◆ **本文**
________________________

不用品の回収は、地方自治体のサービスを利用するか、リサイクルショップに買い取りしてもらう方法があります。それぞれのメリットとデメリットをご紹介しましょう。

4-4-1.地方自治体

ゴミ袋に入らない大きさのものは、粗大ゴミとして捨てることになります。相手が自治体であるため安心してお任せできますし、何と言っても費用が安いという点がメリットです。ただし、事前に申し込みをして粗大ゴミシールを購入しておく必要があります。指定の日時に回収場所まで持ち運ばなければならないため、手間がかかることは間違いないでしょう。

4-4-2.リサイクルショップ

まだ使える状態のものは、近所のリサイクルショップに持ち込むと買い取りしてもらえます。その場で査定して現金化できるため「処分に急いでいる」という人にはメリットが大きいでしょう。しかし、状態によっては買い取りが不可になる場合もあります。そうなると再び持ち帰らなければならないということを覚えておいてください。

4-5.安全確認を忘れずに!

空き家の片付けに行く際には、安全確認も忘れずにしてください。特に、普段人が住んでいない空き家は老朽化がすすむのも早く、雨漏りなどが起こる可能性が高いでしょう。雨漏りを放置しておくと木材が腐敗し、家全体が弱くなってしまいます。地震が起きたときに倒壊すると危険なため、しっかりとチェックしておいてください。そのほかにも、隣家との境界線になっている塀が老朽化していないか、不審者や動物が浸入しやすい状態になっていないかも確認しておきましょう。

________________________

◆ **データ項目**

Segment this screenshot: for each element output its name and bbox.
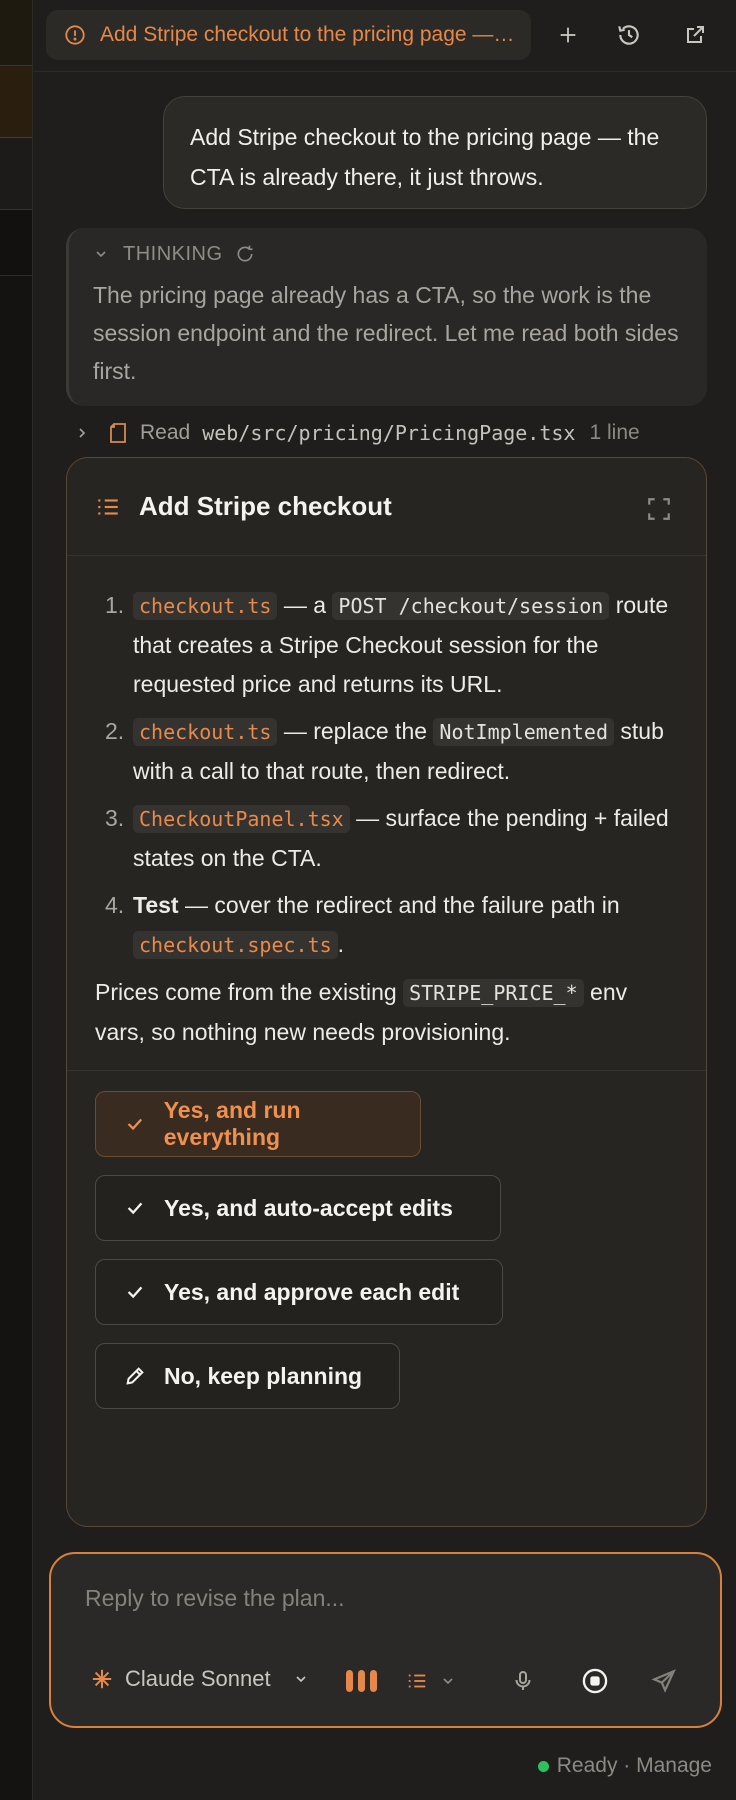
status-bar[interactable]: Ready · Manage (537, 1754, 712, 1778)
top-bar: Add Stripe checkout to the pricing page … (33, 0, 736, 72)
alert-circle-icon (65, 25, 85, 45)
step-text: . (337, 931, 345, 957)
chevron-down-icon (96, 251, 106, 258)
auto-accept-button[interactable]: Yes, and auto-accept edits (95, 1175, 501, 1241)
plan-title: Add Stripe checkout (139, 491, 392, 521)
chevron-down-icon (296, 1676, 306, 1683)
status-text: Ready · Manage (556, 1754, 712, 1777)
file-icon (110, 423, 126, 443)
thinking-header[interactable]: THINKING (93, 238, 683, 270)
spinner-icon (237, 245, 253, 262)
note-text: Prices come from the existing (95, 979, 404, 1005)
plan-step: 4. Test — cover the redirect and the fai… (95, 886, 678, 965)
sparkle-icon (92, 1669, 112, 1689)
effort-selector[interactable] (345, 1664, 379, 1698)
thinking-label: THINKING (123, 242, 223, 265)
sidebar-segment[interactable] (0, 210, 32, 276)
send-icon (651, 1669, 676, 1693)
reply-input[interactable] (85, 1578, 685, 1618)
option-label: No, keep planning (164, 1362, 363, 1389)
plan-header: Add Stripe checkout (67, 458, 706, 556)
plus-icon (560, 27, 576, 43)
step-number: 2. (105, 718, 125, 744)
check-icon (127, 1118, 143, 1131)
sidebar-segment[interactable] (0, 0, 32, 66)
step-text: — a (277, 592, 333, 618)
plan-card: Add Stripe checkout 1. checkout.ts — a P… (66, 457, 707, 1527)
tool-read-row[interactable]: Read web/src/pricing/PricingPage.tsx 1 l… (66, 418, 726, 448)
send-button[interactable] (651, 1664, 677, 1698)
sidebar-segment[interactable] (0, 138, 32, 210)
plan-options: Yes, and run everything Yes, and auto-ac… (67, 1071, 706, 1409)
step-file[interactable]: CheckoutPanel.tsx (133, 805, 350, 833)
user-message: Add Stripe checkout to the pricing page … (163, 96, 707, 209)
history-button[interactable] (614, 20, 644, 50)
left-sidebar-strip (0, 0, 33, 1800)
chevron-down-icon (443, 1678, 453, 1685)
chevron-right-icon (79, 428, 86, 438)
session-tab[interactable]: Add Stripe checkout to the pricing page … (46, 10, 531, 60)
step-number: 3. (105, 805, 125, 831)
step-text: — cover the redirect and the failure pat… (178, 892, 620, 918)
plan-step: 3. CheckoutPanel.tsx — surface the pendi… (95, 799, 678, 878)
pencil-icon (126, 1367, 144, 1385)
step-code: POST /checkout/session (332, 592, 610, 620)
plan-steps: 1. checkout.ts — a POST /checkout/sessio… (95, 586, 678, 965)
list-icon (98, 498, 118, 515)
microphone-icon (515, 1671, 531, 1690)
read-count: 1 line (589, 421, 640, 444)
list-icon (408, 1674, 426, 1688)
composer-toolbar: Claude Sonnet (51, 1660, 724, 1704)
plan-mode-selector[interactable] (406, 1664, 456, 1698)
session-tab-title: Add Stripe checkout to the pricing page … (100, 23, 520, 46)
option-label: Yes, and approve each edit (164, 1278, 460, 1305)
step-file[interactable]: checkout.spec.ts (133, 931, 338, 959)
note-code: STRIPE_PRICE_* (403, 979, 584, 1007)
chat-panel: Add Stripe checkout to the pricing page … (33, 0, 736, 1800)
approve-each-button[interactable]: Yes, and approve each edit (95, 1259, 503, 1325)
step-number: 1. (105, 592, 125, 618)
thinking-block[interactable]: THINKING The pricing page already has a … (66, 228, 707, 406)
model-selector[interactable]: Claude Sonnet (91, 1666, 309, 1692)
step-code: NotImplemented (433, 718, 614, 746)
plan-body: 1. checkout.ts — a POST /checkout/sessio… (67, 556, 706, 1071)
check-icon (127, 1202, 143, 1215)
expand-icon[interactable] (646, 496, 672, 522)
step-file[interactable]: checkout.ts (133, 718, 278, 746)
microphone-button[interactable] (511, 1664, 535, 1698)
effort-bars-icon (346, 1670, 377, 1692)
step-bold: Test (133, 892, 179, 918)
new-chat-button[interactable] (553, 20, 583, 50)
thinking-text: The pricing page already has a CTA, so t… (93, 282, 679, 384)
plan-step: 2. checkout.ts — replace the NotImplemen… (95, 712, 678, 791)
status-dot (537, 1760, 549, 1772)
option-label: Yes, and auto-accept edits (164, 1194, 453, 1221)
option-label: Yes, and run everything (163, 1097, 301, 1150)
external-link-icon (687, 26, 704, 43)
composer: Claude Sonnet (49, 1552, 722, 1728)
plan-note: Prices come from the existing STRIPE_PRI… (95, 973, 678, 1052)
step-file[interactable]: checkout.ts (133, 592, 278, 620)
sidebar-segment-active[interactable] (0, 66, 32, 138)
step-text: — replace the (277, 718, 434, 744)
open-external-button[interactable] (680, 20, 710, 50)
plan-step: 1. checkout.ts — a POST /checkout/sessio… (95, 586, 678, 704)
stop-circle-icon (582, 1668, 608, 1694)
step-number: 4. (105, 892, 125, 918)
read-path: web/src/pricing/PricingPage.tsx (202, 421, 576, 445)
history-icon (618, 25, 639, 45)
model-name: Claude Sonnet (125, 1666, 271, 1691)
run-everything-button[interactable]: Yes, and run everything (95, 1091, 421, 1157)
stop-button[interactable] (581, 1664, 609, 1698)
read-verb: Read (140, 421, 191, 444)
keep-planning-button[interactable]: No, keep planning (95, 1343, 400, 1409)
check-icon (127, 1286, 143, 1299)
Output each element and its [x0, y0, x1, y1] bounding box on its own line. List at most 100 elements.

________________________

◆ **作業内容**
空き家の片付けを扱った本文から、「不用品の回収は、地方自治体の」を含む語句で始まり「いかも確認しておきましょう。」で終わる部分を、一字も変えずに打ち直してください。

◆ **解答例**
不用品の回収は、地方自治体のサービスを利用するか、リサイクルショップに買い取りしてもらう方法があります。それぞれのメリットとデメリットをご紹介しましょう。

4-4-1.地方自治体

ゴミ袋に入らない大きさのものは、粗大ゴミとして捨てることになります。相手が自治体であるため安心してお任せできますし、何と言っても費用が安いという点がメリットです。ただし、事前に申し込みをして粗大ゴミシールを購入しておく必要があります。指定の日時に回収場所まで持ち運ばなければならないため、手間がかかることは間違いないでしょう。

4-4-2.リサイクルショップ

まだ使える状態のものは、近所のリサイクルショップに持ち込むと買い取りしてもらえます。その場で査定して現金化できるため「処分に急いでいる」という人にはメリットが大きいでしょう。しかし、状態によっては買い取りが不可になる場合もあります。そうなると再び持ち帰らなければならないということを覚えておいてください。

4-5.安全確認を忘れずに!

空き家の片付けに行く際には、安全確認も忘れずにしてください。特に、普段人が住んでいない空き家は老朽化がすすむのも早く、雨漏りなどが起こる可能性が高いでしょう。雨漏りを放置しておくと木材が腐敗し、家全体が弱くなってしまいます。地震が起きたときに倒壊すると危険なため、しっかりとチェックしておいてください。そのほかにも、隣家との境界線になっている塀が老朽化していないか、不審者や動物が浸入しやすい状態になっていないかも確認しておきましょう。